Dataset excerpt
··········
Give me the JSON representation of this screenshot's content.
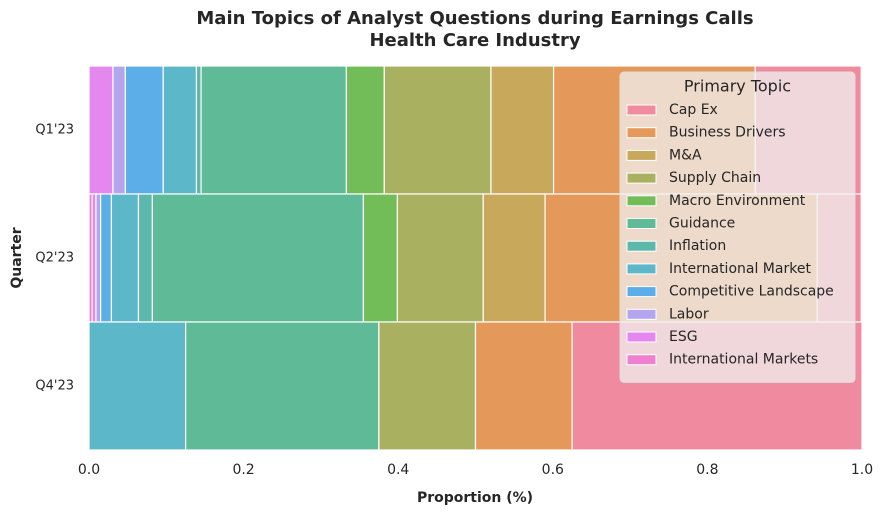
{
  "chart_data": {
    "type": "stacked_barh",
    "title": "Main Topics of Analyst Questions during Earnings Calls",
    "subtitle": "Health Care Industry",
    "x_label": "Proportion (%)",
    "y_label": "Quarter",
    "categories": [
      "Q1'23",
      "Q2'23",
      "Q4'23"
    ],
    "xlim": [
      0,
      1
    ],
    "xticks": [
      {
        "value": 0,
        "label": "0.0"
      },
      0.2,
      0.4,
      0.6,
      0.8,
      {
        "value": 1,
        "label": "1.0"
      }
    ],
    "legend_title": "Primary Topic",
    "legend_position": "upper right",
    "series": [
      {
        "name": "Cap Ex",
        "color": "#f08a9e",
        "values": [
          0.137,
          0.057,
          0.375
        ]
      },
      {
        "name": "Business Drivers",
        "color": "#e4995a",
        "values": [
          0.261,
          0.352,
          0.125
        ]
      },
      {
        "name": "M&A",
        "color": "#c8a95c",
        "values": [
          0.081,
          0.08,
          0
        ]
      },
      {
        "name": "Supply Chain",
        "color": "#a9b060",
        "values": [
          0.138,
          0.111,
          0.125
        ]
      },
      {
        "name": "Macro Environment",
        "color": "#73bd58",
        "values": [
          0.049,
          0.044,
          0
        ]
      },
      {
        "name": "Guidance",
        "color": "#5fbb97",
        "values": [
          0.188,
          0.273,
          0.25
        ]
      },
      {
        "name": "Inflation",
        "color": "#5cb8ab",
        "values": [
          0.006,
          0.018,
          0
        ]
      },
      {
        "name": "International Market",
        "color": "#5cb7c9",
        "values": [
          0.043,
          0.035,
          0.125
        ]
      },
      {
        "name": "Competitive Landscape",
        "color": "#5caee8",
        "values": [
          0.049,
          0.014,
          0
        ]
      },
      {
        "name": "Labor",
        "color": "#b3a5ee",
        "values": [
          0.016,
          0.006,
          0
        ]
      },
      {
        "name": "ESG",
        "color": "#e487ef",
        "values": [
          0.031,
          0.005,
          0
        ]
      },
      {
        "name": "International Markets",
        "color": "#ef80cf",
        "values": [
          0,
          0.004,
          0
        ]
      }
    ]
  }
}
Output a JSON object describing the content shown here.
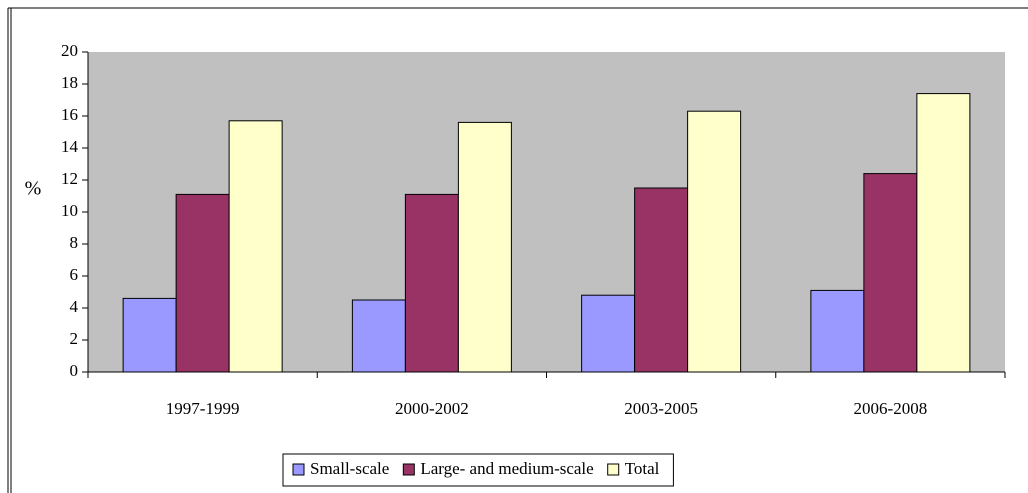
{
  "chart_data": {
    "type": "bar",
    "y_label": "%",
    "categories": [
      "1997-1999",
      "2000-2002",
      "2003-2005",
      "2006-2008"
    ],
    "series": [
      {
        "name": "Small-scale",
        "color": "#9999ff",
        "values": [
          4.6,
          4.5,
          4.8,
          5.1
        ]
      },
      {
        "name": "Large- and medium-scale",
        "color": "#993366",
        "values": [
          11.1,
          11.1,
          11.5,
          12.4
        ]
      },
      {
        "name": "Total",
        "color": "#ffffcc",
        "values": [
          15.7,
          15.6,
          16.3,
          17.4
        ]
      }
    ],
    "ylim": [
      0,
      20
    ],
    "yticks": [
      0,
      2,
      4,
      6,
      8,
      10,
      12,
      14,
      16,
      18,
      20
    ],
    "plot_background": "#c0c0c0",
    "grid": false,
    "legend": "bottom"
  }
}
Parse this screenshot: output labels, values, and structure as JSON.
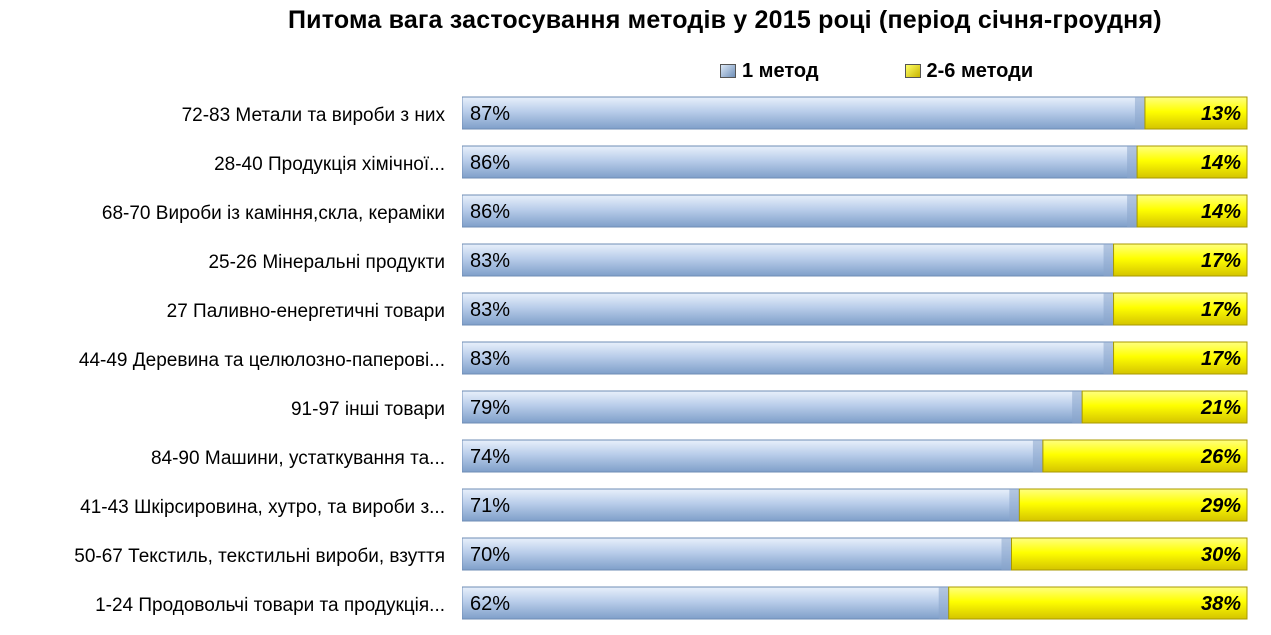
{
  "chart_data": {
    "type": "bar",
    "orientation": "horizontal",
    "stacked": true,
    "title": "Питома вага застосування методів у 2015 році (період січня-гроудня)",
    "legend_position": "top",
    "categories": [
      "72-83 Метали та вироби з них",
      "28-40 Продукція хімічної...",
      "68-70 Вироби із каміння,скла, кераміки",
      "25-26 Мінеральні продукти",
      "27 Паливно-енергетичні товари",
      "44-49 Деревина та целюлозно-паперові...",
      "91-97 інші товари",
      "84-90 Машини, устаткування та...",
      "41-43 Шкірсировина, хутро, та вироби з...",
      "50-67 Текстиль, текстильні вироби, взуття",
      "1-24 Продовольчі товари та продукція..."
    ],
    "series": [
      {
        "name": "1 метод",
        "color": "#a9c2e6",
        "values": [
          87,
          86,
          86,
          83,
          83,
          83,
          79,
          74,
          71,
          70,
          62
        ],
        "labels": [
          "87%",
          "86%",
          "86%",
          "83%",
          "83%",
          "83%",
          "79%",
          "74%",
          "71%",
          "70%",
          "62%"
        ]
      },
      {
        "name": "2-6 методи",
        "color": "#ffff00",
        "values": [
          13,
          14,
          14,
          17,
          17,
          17,
          21,
          26,
          29,
          30,
          38
        ],
        "labels": [
          "13%",
          "14%",
          "14%",
          "17%",
          "17%",
          "17%",
          "21%",
          "26%",
          "29%",
          "30%",
          "38%"
        ]
      }
    ],
    "xlim": [
      0,
      100
    ],
    "grid": false
  }
}
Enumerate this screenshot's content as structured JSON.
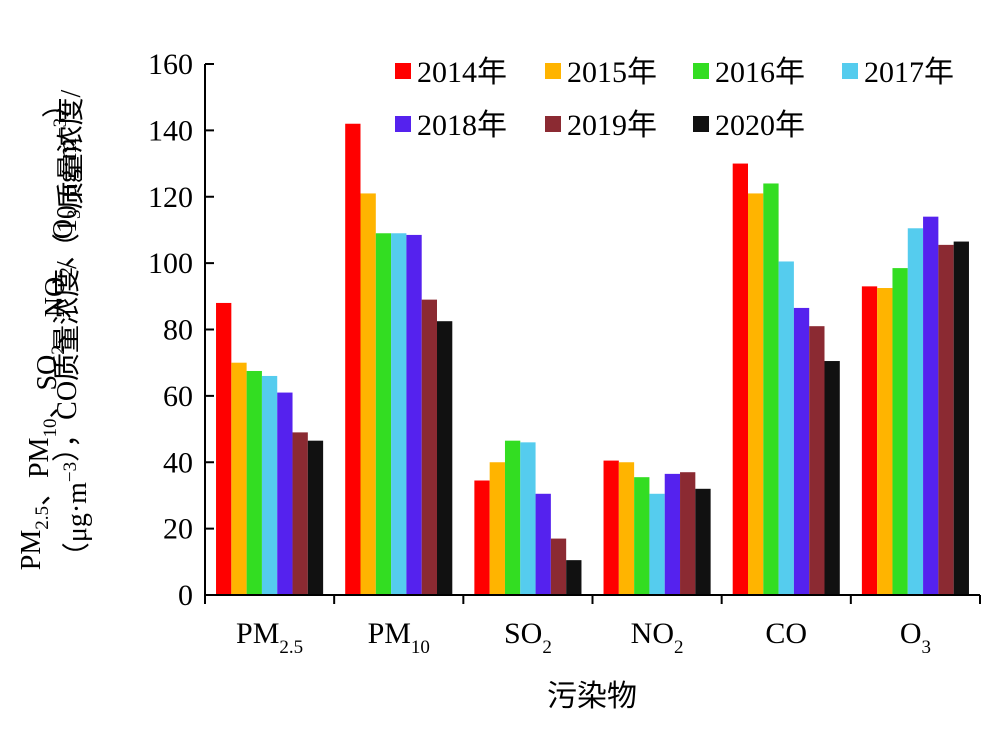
{
  "chart_data": {
    "type": "bar",
    "categories": [
      {
        "base": "PM",
        "sub": "2.5"
      },
      {
        "base": "PM",
        "sub": "10"
      },
      {
        "base": "SO",
        "sub": "2"
      },
      {
        "base": "NO",
        "sub": "2"
      },
      {
        "base": "CO",
        "sub": ""
      },
      {
        "base": "O",
        "sub": "3"
      }
    ],
    "series": [
      {
        "name": "2014年",
        "color": "#ff0000",
        "values": [
          88,
          142,
          34.5,
          40.5,
          130,
          93
        ]
      },
      {
        "name": "2015年",
        "color": "#ffb400",
        "values": [
          70,
          121,
          40,
          40,
          121,
          92.5
        ]
      },
      {
        "name": "2016年",
        "color": "#33dd22",
        "values": [
          67.5,
          109,
          46.5,
          35.5,
          124,
          98.5
        ]
      },
      {
        "name": "2017年",
        "color": "#55ccee",
        "values": [
          66,
          109,
          46,
          30.5,
          100.5,
          110.5
        ]
      },
      {
        "name": "2018年",
        "color": "#5522ee",
        "values": [
          61,
          108.5,
          30.5,
          36.5,
          86.5,
          114
        ]
      },
      {
        "name": "2019年",
        "color": "#8b2a32",
        "values": [
          49,
          89,
          17,
          37,
          81,
          105.5
        ]
      },
      {
        "name": "2020年",
        "color": "#111111",
        "values": [
          46.5,
          82.5,
          10.5,
          32,
          70.5,
          106.5
        ]
      }
    ],
    "ylim": [
      0,
      160
    ],
    "yticks": [
      0,
      20,
      40,
      60,
      80,
      100,
      120,
      140,
      160
    ],
    "xlabel": "污染物",
    "ylabel_line1": [
      {
        "t": "PM"
      },
      {
        "t": "2.5",
        "sub": true
      },
      {
        "t": "、PM"
      },
      {
        "t": "10",
        "sub": true
      },
      {
        "t": "、SO"
      },
      {
        "t": "2",
        "sub": true
      },
      {
        "t": "、NO"
      },
      {
        "t": "2",
        "sub": true
      },
      {
        "t": "、O"
      },
      {
        "t": "3",
        "sub": true
      },
      {
        "t": "质量浓度/"
      }
    ],
    "ylabel_line2": [
      {
        "t": "（μg·m"
      },
      {
        "t": "−3",
        "sup": true
      },
      {
        "t": "），CO质量浓度/（10 μg·m"
      },
      {
        "t": "−3",
        "sup": true
      },
      {
        "t": "）"
      }
    ],
    "legend_position": "top-right",
    "grid": false
  }
}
··········
Pick out each line in the material containing "товари".

      "27 Паливно-енергетичні товари",
      "91-97 інші товари",
      "1-24 Продовольчі товари та продукція..."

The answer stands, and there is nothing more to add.